Texto fuente
Viejo presentó a la reunión celebrada por la institución que preside el 30 de octubre de 2007 una propuesta que incluía, dentro del programa de trabajo para 2008, la «fiscalización de las cuentas generales del ejercicio de 2006 relativas a los ayuntamientos con población superior a los 50.000 habitantes (Oviedo, Gijón y Avilés)», junto a otras seis actuaciones.
En la citada reunión, Mercedes Fernández aceptó el resto de las propuestas del síndico mayor, que suponen la fiscalización de la cuenta general del Principado de Asturias, de las restantes entidades del sector público autonómico, de los proyectos financiados con cargo a los Fondos de Compensación Interterritorial y una del ámbito sanitario (a propuesta de la propia ex delegada del Gobierno del PP se decidió que fuese el Hospital de Cabueñes), además de los informes sobre el sector local y sobre el patrimonio municipal del suelo.
Escasez de medios
Rechazó, sin embargo, que el órgano fiscalizador se ocupara de las cuentas de los tres mayores consistorios asturianos, «tanto por razones de escasa disponibilidad de medios personales como por razones de equidad, dado el distinto cumplimiento de sus obligaciones con la Sindicatura», según se recoge en el acta de la reunión, a la que ha tenido acceso EL COMERCIO.
Antonio Arias se limitó a añadir «que comparte la propuesta» de Fernández y señaló que «se basa en la escasez de personal», por lo que dijo estar «dispuesto a reconsiderarla si el personal se incrementara». Eso llevó a aplazar la decisión final para la siguiente reunión, en la que se aprobó la propuesta tal y como la había formulado la síndica designada por el PP, con los votos de ésta y del representante de IU.
Además de eliminar del proyecto inicial de Viejo la fiscalización de los ayuntamientos, Mercedes Fernández propuso añadir la del Instituto de Desarrollo Económico del Principado (Idepa), del Ente de Comunicación del Principado -del que depende la televisión autonómica-, de la empresa constructora Sedes y de los contratos de alta dirección del sector público autonómico. Todas ellas se incluyeron en el programa para 2008, que fue adelantado por el síndico mayor en una comparecencia informativa ante la comisión de Economía de la Junta General el pasado 27 de noviembre.
Ninguna referencia hizo Viejo en dicha comparecencia (cuyo objeto no era el programa de fiscalizaciones, sino el presupuesto del órgano que dirige) sobre su frustrado intento de analizar las cuentas de los tres consistorios citados, pese a su desacuerdo con su eliminación del programa definitivo. En la reunión del 30 de octubre, según se recoge en el acta, el síndico mayor le había explicado a los representantes de PP e IU que su propuesta inicial «se formula previo análisis del número de horas que pueden destinarse a las restantes fiscalizaciones y en la seguridad de que es asumible con los medios disponibles».

Enunciado del problema
Devuelve sin ningún cambio el fragmento del texto sobre el programa de fiscalizaciones de la Sindicatura que va desde "Viejo presentó a" hasta "otras seis actuaciones.".

Datos registrados
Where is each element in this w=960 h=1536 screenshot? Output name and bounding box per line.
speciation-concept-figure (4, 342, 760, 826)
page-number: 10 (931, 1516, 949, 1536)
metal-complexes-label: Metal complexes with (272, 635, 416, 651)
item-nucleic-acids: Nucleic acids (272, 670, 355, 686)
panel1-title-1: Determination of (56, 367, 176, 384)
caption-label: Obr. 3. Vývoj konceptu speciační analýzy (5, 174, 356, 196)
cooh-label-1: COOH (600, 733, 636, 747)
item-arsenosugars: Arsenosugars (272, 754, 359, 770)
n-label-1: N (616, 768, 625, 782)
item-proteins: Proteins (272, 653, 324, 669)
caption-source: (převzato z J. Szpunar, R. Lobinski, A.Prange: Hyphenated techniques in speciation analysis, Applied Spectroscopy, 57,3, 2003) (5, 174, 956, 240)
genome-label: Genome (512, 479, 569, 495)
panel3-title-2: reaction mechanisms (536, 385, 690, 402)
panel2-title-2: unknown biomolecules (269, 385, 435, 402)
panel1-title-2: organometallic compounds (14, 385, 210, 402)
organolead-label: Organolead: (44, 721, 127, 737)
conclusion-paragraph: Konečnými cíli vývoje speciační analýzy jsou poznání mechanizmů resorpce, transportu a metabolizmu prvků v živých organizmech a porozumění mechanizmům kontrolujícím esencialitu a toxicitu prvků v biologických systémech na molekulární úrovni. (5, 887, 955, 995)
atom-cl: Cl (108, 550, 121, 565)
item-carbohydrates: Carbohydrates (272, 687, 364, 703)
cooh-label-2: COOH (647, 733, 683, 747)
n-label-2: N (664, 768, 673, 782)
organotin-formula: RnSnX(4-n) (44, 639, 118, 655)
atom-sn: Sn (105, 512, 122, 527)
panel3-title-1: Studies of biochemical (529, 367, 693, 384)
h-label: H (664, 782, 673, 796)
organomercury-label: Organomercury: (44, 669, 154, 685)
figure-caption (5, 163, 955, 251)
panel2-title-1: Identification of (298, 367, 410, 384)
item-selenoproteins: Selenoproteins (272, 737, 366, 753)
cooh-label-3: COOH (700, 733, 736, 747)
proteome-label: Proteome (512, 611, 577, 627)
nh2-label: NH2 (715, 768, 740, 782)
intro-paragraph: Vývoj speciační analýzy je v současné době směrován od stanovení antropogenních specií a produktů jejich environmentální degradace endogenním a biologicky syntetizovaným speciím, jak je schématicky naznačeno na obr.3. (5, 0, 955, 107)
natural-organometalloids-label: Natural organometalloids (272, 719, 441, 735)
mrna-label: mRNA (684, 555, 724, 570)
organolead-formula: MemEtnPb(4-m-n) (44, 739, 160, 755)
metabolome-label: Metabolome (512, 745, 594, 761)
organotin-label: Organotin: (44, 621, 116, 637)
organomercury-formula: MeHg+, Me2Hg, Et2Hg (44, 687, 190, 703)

Ejercicio resuelto
Viejo presentó a la reunión celebrada por la institución que preside el 30 de octubre de 2007 una propuesta que incluía, dentro del programa de trabajo para 2008, la «fiscalización de las cuentas generales del ejercicio de 2006 relativas a los ayuntamientos con población superior a los 50.000 habitantes (Oviedo, Gijón y Avilés)», junto a otras seis actuaciones.